## What the task requires
Write the listing out again, all of it, word for word.

(Saved entries)
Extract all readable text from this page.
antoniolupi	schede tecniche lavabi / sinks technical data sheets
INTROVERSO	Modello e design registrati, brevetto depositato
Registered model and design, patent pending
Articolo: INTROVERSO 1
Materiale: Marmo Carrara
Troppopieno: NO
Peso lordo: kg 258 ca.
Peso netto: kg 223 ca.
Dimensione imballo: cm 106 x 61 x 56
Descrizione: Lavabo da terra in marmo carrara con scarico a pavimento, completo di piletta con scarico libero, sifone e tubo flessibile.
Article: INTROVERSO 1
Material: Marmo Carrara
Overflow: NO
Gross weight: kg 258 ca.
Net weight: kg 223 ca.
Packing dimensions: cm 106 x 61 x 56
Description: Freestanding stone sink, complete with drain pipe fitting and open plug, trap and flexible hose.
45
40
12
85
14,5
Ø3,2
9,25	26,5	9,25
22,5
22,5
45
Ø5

## Output for this task
Extract all readable text from this page.
antoniolupi	schede tecniche lavabi / sinks technical data sheets
INTROVERSO	Modello e design registrati, brevetto depositato
Registered model and design, patent pending
Articolo: INTROVERSO 1
Materiale: Marmo Carrara
Troppopieno: NO
Peso lordo: kg 258 ca.
Peso netto: kg 223 ca.
Dimensione imballo: cm 106 x 61 x 56
Descrizione: Lavabo da terra in marmo carrara con scarico a pavimento, completo di piletta con scarico libero, sifone e tubo flessibile.
Article: INTROVERSO 1
Material: Marmo Carrara
Overflow: NO
Gross weight: kg 258 ca.
Net weight: kg 223 ca.
Packing dimensions: cm 106 x 61 x 56
Description: Freestanding stone sink, complete with drain pipe fitting and open plug, trap and flexible hose.
45
40
12
85
14,5
Ø3,2
9,25	26,5	9,25
22,5
22,5
45
Ø5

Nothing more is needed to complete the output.